Con un secondo motivo di appello si contesta la sentenza impugnata laddove ha ritenuto che la sanzione fosse collegata al locale sede dell'esercizio commerciale in cui la violazione era avvenuta, facendo applicazione dell’orientamento del Consiglio di Stato espresso dal parere n. 916 del 6 novembre 2001. Ciò in quanto tale parere si riferiva al caso in cui, nelle more della conclusione del procedimento avviato con la constatazione di violazione da parte della Guardia di Finanza, prima che fosse adottato il provvedimento di irrogazione della sanzione, era cambiato il titolare dell’esercizio commerciale. Poiché, invece, nella fattispecie, si trattava di due provvedimenti distinti, adottati a distanza di tempo, nell’ambito di diversi procedimenti, avviati nei confronti di diversi proprietari, l’atto impugnato doveva ritenersi affetto da straripamento di potere, violazione della citata legge n.689/81 e illogicità manifesta. Con memoria in data 19 febbraio 2019, la Società ha insistito per l’accoglimento dell’appello. Inoltre essa ha affermato che non potrebbe essere applicata la sanzione in questione perché l’Amministrazione dei Monopoli dello Stato aveva autorizzato, da ultimo nel 2015, lo svolgimento di attività di rivendita di tabacchi proprio all’interno dell’esercizio commerciale oggetto del provvedimento sanzionatorio. Il rilascio di tale autorizzazione costituirebbe un atto di rinuncia implicita alla sanzione da parte dell’amministrazione.

* Elenco fornito *
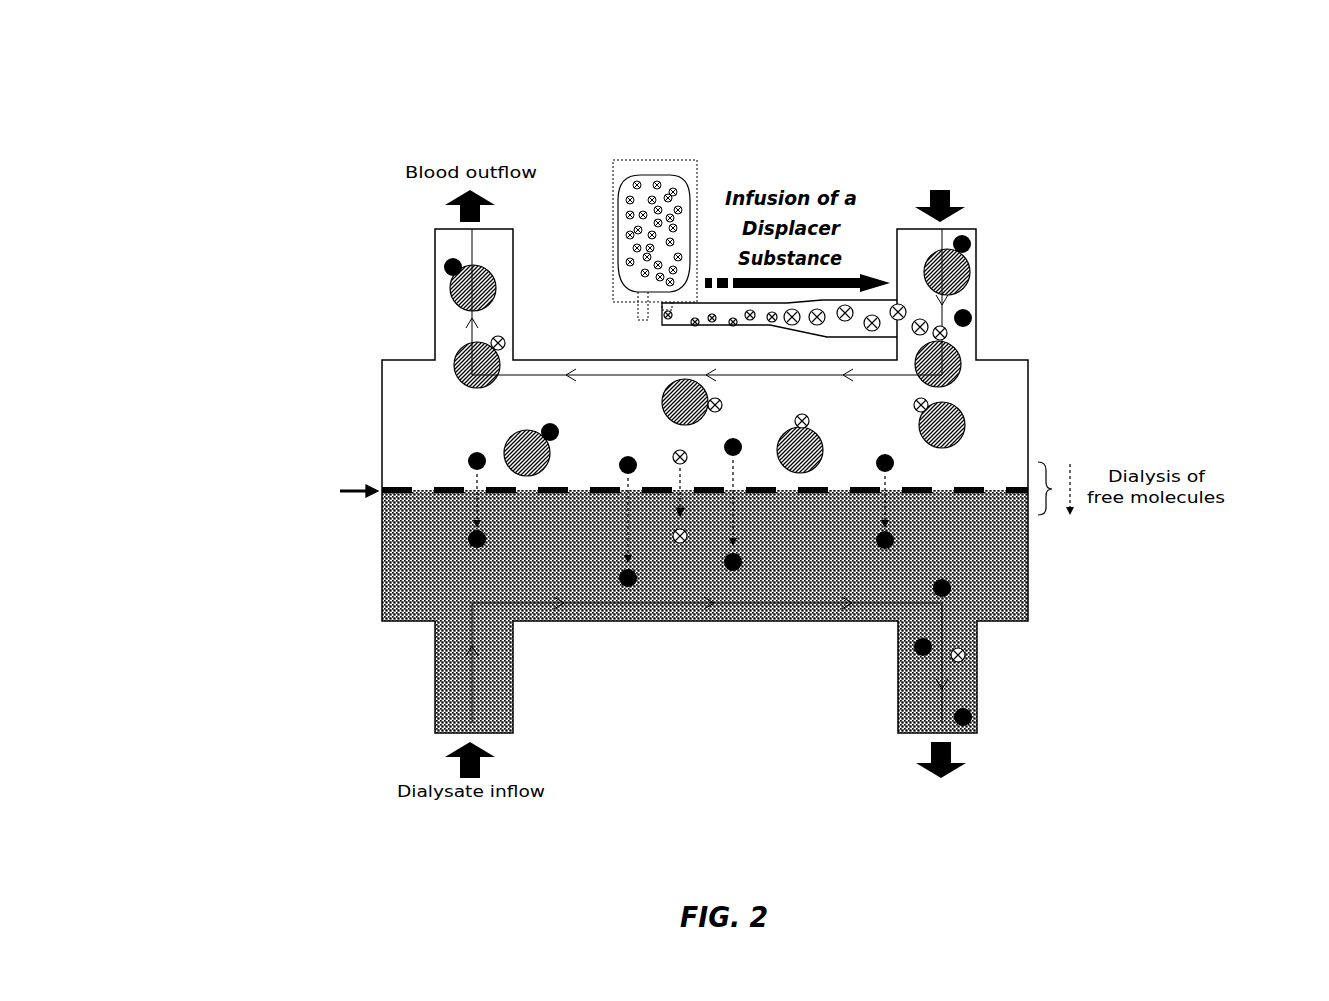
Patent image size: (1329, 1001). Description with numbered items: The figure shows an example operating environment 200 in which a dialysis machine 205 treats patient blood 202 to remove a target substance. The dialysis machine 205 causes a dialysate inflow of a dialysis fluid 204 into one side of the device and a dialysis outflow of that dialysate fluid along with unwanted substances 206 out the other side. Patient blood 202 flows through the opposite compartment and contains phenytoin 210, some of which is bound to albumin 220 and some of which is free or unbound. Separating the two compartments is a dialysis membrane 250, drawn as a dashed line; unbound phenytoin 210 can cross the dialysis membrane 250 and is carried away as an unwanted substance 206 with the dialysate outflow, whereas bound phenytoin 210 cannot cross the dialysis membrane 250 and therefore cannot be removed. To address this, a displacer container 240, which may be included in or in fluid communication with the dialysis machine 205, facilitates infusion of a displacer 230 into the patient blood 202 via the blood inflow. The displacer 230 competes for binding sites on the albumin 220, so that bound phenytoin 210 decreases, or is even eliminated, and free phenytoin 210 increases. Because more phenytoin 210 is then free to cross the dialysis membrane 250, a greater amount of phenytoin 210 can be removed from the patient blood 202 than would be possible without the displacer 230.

The operating environment 200 is at (741, 33).
The patient blood 202 is at (1018, 441).
The dialysis fluid 204 is at (1018, 597).
The dialysis machine 205 is at (978, 133).
The unwanted substances 206 is at (905, 680).
The phenytoin 210 is at (1278, 215).
The albumin 220 is at (1170, 258).
The displacer 230 is at (620, 205).
The displacer container 240 is at (822, 101).
The dialysis membrane 250 is at (265, 561).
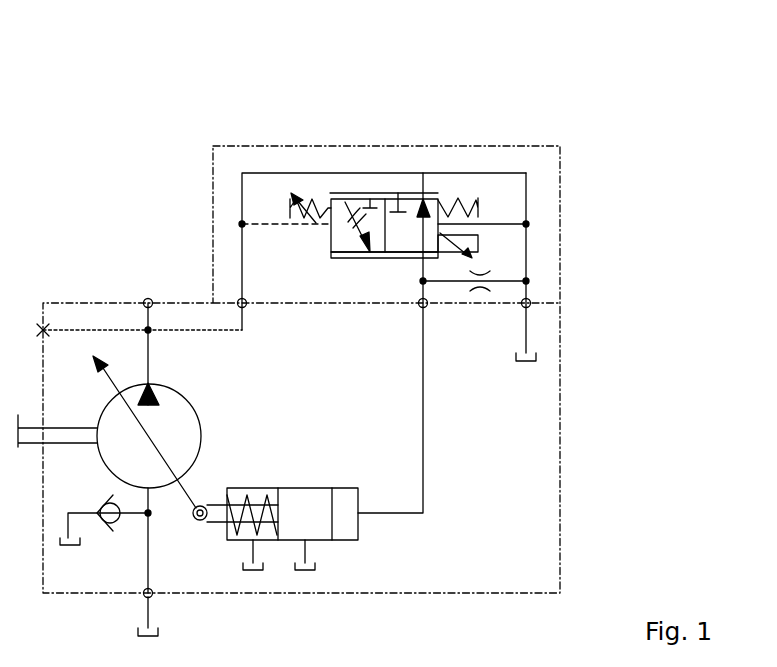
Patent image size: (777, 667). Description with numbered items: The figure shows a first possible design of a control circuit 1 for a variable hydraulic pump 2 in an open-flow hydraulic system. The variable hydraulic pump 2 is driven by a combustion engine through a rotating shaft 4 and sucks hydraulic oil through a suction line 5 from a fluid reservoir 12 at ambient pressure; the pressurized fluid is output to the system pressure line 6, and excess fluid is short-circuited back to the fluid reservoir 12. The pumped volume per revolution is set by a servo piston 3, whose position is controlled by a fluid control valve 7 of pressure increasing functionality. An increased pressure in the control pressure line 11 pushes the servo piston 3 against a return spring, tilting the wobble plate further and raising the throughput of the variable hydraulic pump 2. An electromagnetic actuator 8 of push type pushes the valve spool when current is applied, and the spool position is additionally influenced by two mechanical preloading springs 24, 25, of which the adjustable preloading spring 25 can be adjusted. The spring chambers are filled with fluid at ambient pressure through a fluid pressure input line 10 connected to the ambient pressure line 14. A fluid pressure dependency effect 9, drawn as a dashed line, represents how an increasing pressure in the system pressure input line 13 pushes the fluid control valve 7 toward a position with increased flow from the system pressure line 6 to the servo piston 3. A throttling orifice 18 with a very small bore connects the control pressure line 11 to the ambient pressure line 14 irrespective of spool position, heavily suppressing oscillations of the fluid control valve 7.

The control circuit 1 is at (645, 145).
The variable hydraulic pump 2 is at (201, 420).
The servo piston 3 is at (297, 487).
The rotating shaft 4 is at (68, 437).
The suction line 5 is at (150, 560).
The system pressure line 6 is at (100, 330).
The fluid control valve 7 is at (405, 190).
The electromagnetic actuator 8 is at (478, 242).
The fluid pressure dependency effect 9 is at (290, 224).
The fluid pressure input line 10 is at (507, 222).
The control pressure line 11 is at (423, 440).
The fluid reservoir 12 is at (536, 358).
The system pressure input line 13 is at (318, 172).
The ambient pressure line 14 is at (475, 172).
The throttling orifice 18 is at (480, 290).
The preloading spring 24 is at (478, 207).
The adjustable preloading spring 25 is at (290, 207).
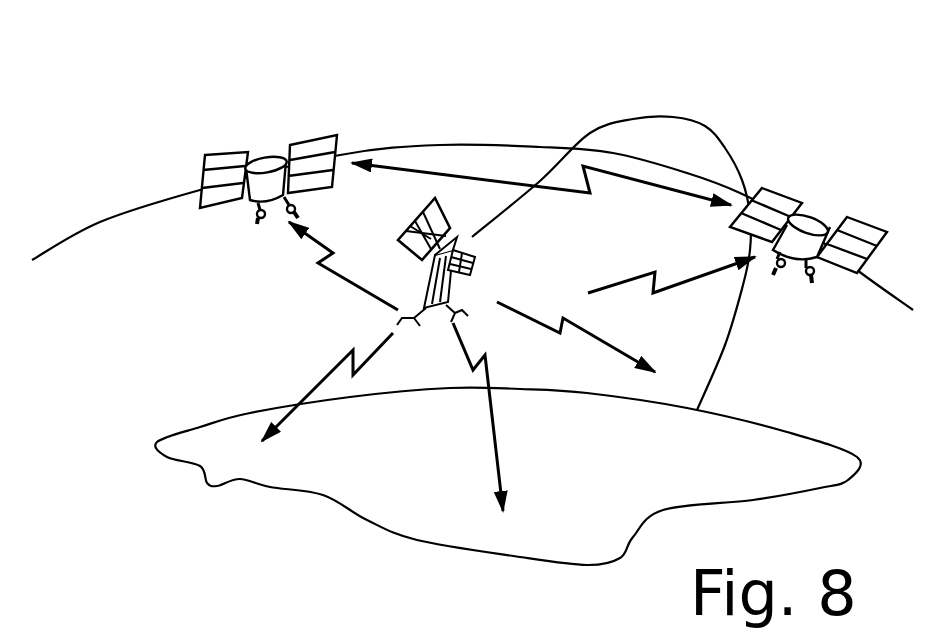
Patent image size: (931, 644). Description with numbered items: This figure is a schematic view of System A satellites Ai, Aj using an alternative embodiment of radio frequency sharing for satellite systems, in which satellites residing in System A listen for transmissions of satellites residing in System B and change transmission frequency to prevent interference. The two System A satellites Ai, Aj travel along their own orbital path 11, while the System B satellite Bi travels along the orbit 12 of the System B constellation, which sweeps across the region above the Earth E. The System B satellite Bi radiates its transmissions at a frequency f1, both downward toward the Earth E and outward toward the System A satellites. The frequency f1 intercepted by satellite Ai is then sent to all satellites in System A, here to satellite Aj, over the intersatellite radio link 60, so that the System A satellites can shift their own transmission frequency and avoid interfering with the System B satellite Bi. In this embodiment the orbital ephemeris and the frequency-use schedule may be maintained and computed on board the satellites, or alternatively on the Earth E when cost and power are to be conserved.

The jth satellite in System A constellation Aj is at (276, 158).
The ith satellite in System A constellation Ai is at (830, 217).
The ith satellite in System B constellation Bi is at (447, 220).
The first orbit 11 is at (708, 160).
The orbit of constellation or System B satellites 12 is at (633, 119).
The intersatellite radio link 60 is at (490, 183).
The first frequency used by satellites f1 is at (490, 413).
The Earth E is at (813, 457).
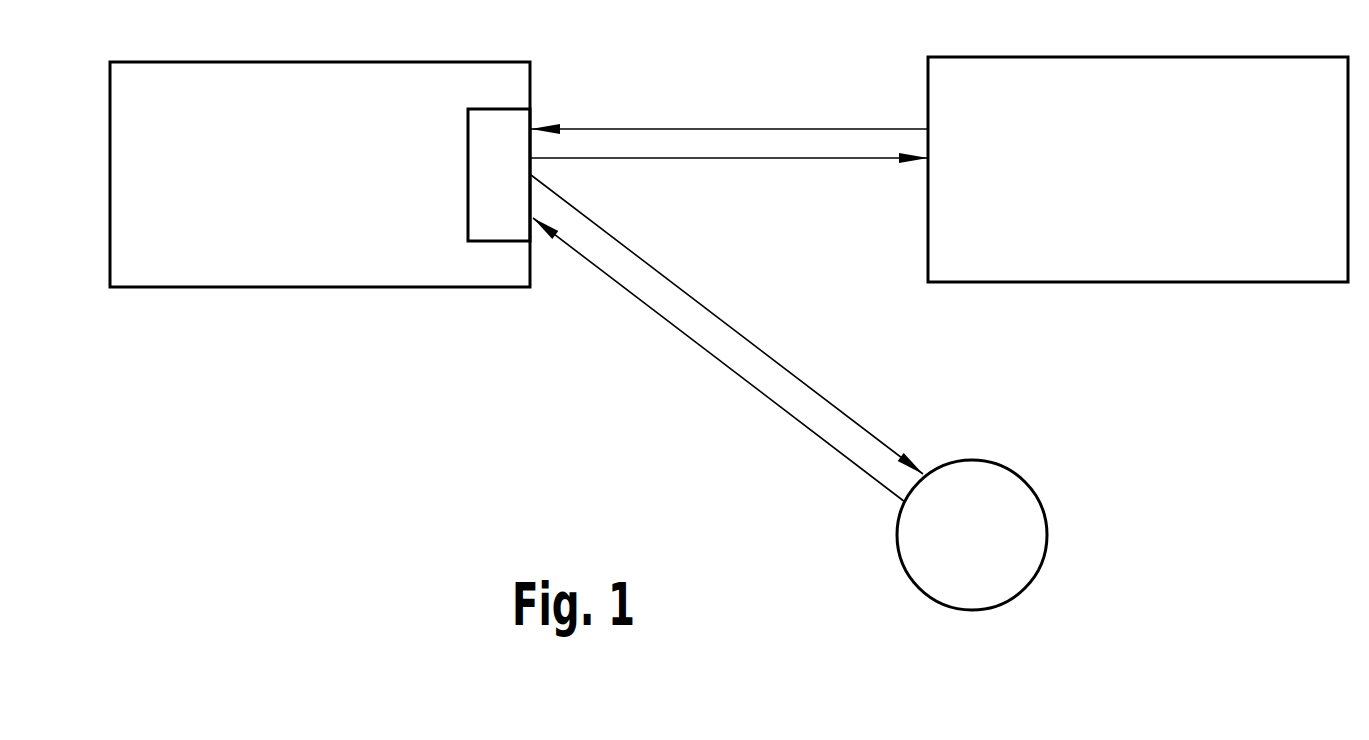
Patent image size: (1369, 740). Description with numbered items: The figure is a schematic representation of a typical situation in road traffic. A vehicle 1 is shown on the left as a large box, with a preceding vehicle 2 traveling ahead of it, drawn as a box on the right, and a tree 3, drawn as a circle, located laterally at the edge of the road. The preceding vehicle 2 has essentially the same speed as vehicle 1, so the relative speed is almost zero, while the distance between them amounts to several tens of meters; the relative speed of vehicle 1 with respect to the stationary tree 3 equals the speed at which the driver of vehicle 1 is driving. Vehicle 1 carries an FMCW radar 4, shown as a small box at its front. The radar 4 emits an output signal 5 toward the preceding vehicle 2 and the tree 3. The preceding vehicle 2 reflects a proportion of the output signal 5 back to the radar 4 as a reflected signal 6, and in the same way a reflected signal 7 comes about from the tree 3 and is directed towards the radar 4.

The vehicle 1 is at (312, 188).
The preceding vehicle 2 is at (1129, 184).
The tree 3 is at (962, 553).
The FMCW radar 4 is at (490, 188).
The output signal 5 is at (738, 160).
The reflected signal 6 is at (740, 128).
The reflected signal 7 is at (730, 370).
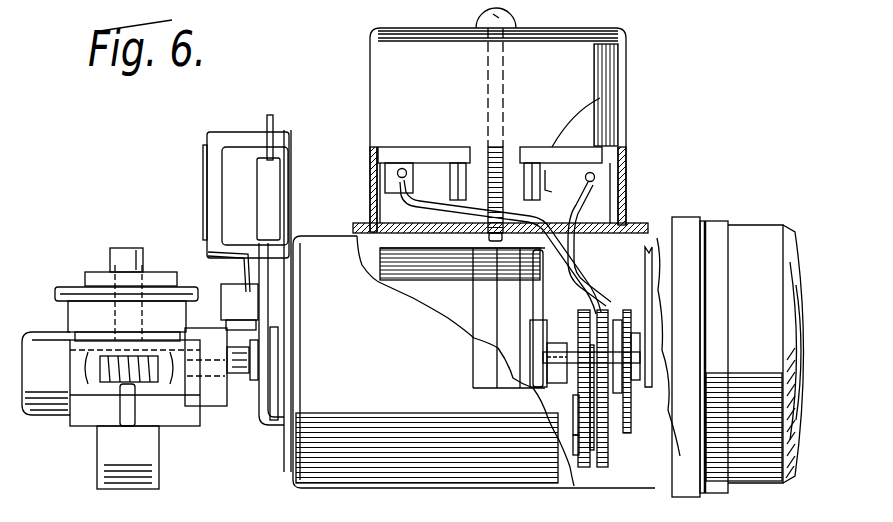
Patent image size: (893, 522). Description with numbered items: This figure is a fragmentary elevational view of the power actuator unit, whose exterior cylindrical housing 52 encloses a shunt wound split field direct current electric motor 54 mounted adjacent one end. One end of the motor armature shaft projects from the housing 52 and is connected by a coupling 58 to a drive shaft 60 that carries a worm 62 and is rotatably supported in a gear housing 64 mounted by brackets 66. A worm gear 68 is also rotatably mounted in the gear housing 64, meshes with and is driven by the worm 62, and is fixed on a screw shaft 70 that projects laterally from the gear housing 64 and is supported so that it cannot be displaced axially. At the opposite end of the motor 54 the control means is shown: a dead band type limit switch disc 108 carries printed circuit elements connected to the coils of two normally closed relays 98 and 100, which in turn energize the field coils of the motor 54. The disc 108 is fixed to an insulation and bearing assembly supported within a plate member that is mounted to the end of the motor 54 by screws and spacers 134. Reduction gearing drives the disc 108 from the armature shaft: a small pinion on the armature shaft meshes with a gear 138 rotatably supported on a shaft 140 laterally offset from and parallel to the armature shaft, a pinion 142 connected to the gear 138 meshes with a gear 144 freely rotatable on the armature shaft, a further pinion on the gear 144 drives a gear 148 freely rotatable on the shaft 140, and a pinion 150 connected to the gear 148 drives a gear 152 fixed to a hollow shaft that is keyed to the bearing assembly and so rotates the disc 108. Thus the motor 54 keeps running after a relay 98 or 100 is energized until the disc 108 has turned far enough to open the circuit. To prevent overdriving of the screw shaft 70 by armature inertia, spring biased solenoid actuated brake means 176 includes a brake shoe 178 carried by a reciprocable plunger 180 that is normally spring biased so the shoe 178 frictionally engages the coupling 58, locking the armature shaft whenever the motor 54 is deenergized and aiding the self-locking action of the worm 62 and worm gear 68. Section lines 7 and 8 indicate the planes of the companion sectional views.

* Descrizione attività *
Scrivi il seguito del brano sull'appello contro la sanzione, riprendendo subito dopo la sua ultima frase. L'elenco non ha alcun legame con il brano.

* Risultato finale *
3. L’Amministrazione, con memoria di costituzione in data 16 aprile 2009, ha chiesto il rigetto dell’appello. Oltre al citato parere n. 916 in data 6 novembre 2001, l’Amministrazione invoca anche il parere di questo Consiglio n. 3750, in data 9 dicembre 2008, che ha ribadito che “la disposizione della chiusura prevista dall’ art. 5 della legge 18/1/1994, n. 50, trova applicazione nei confronti di un esercizio commerciale indipendentemente dalla permanenza nel tempo dello stesso titolare”, con l’effetto che, in caso di cessione dell’esercizio commerciale, il cedente sarebbe tenuto ad avvisare il cessionario dell’avvenuta violazione della norma e dell’eventualità dell'irrogazione della sanzione;dal canto suo, l’avente causa dovrebbe controllare il certificato della locale Camera di commercio, industria e artigianato che riporta le sanzioni irrogate. Ciò, anche in caso di violazione reiterata, altrimenti sarebbe sempre possibile eludere la sanzione più grave, con il mero cambiamento della ragione sociale della società o del numero dei soci.
4. L’appello è infondato.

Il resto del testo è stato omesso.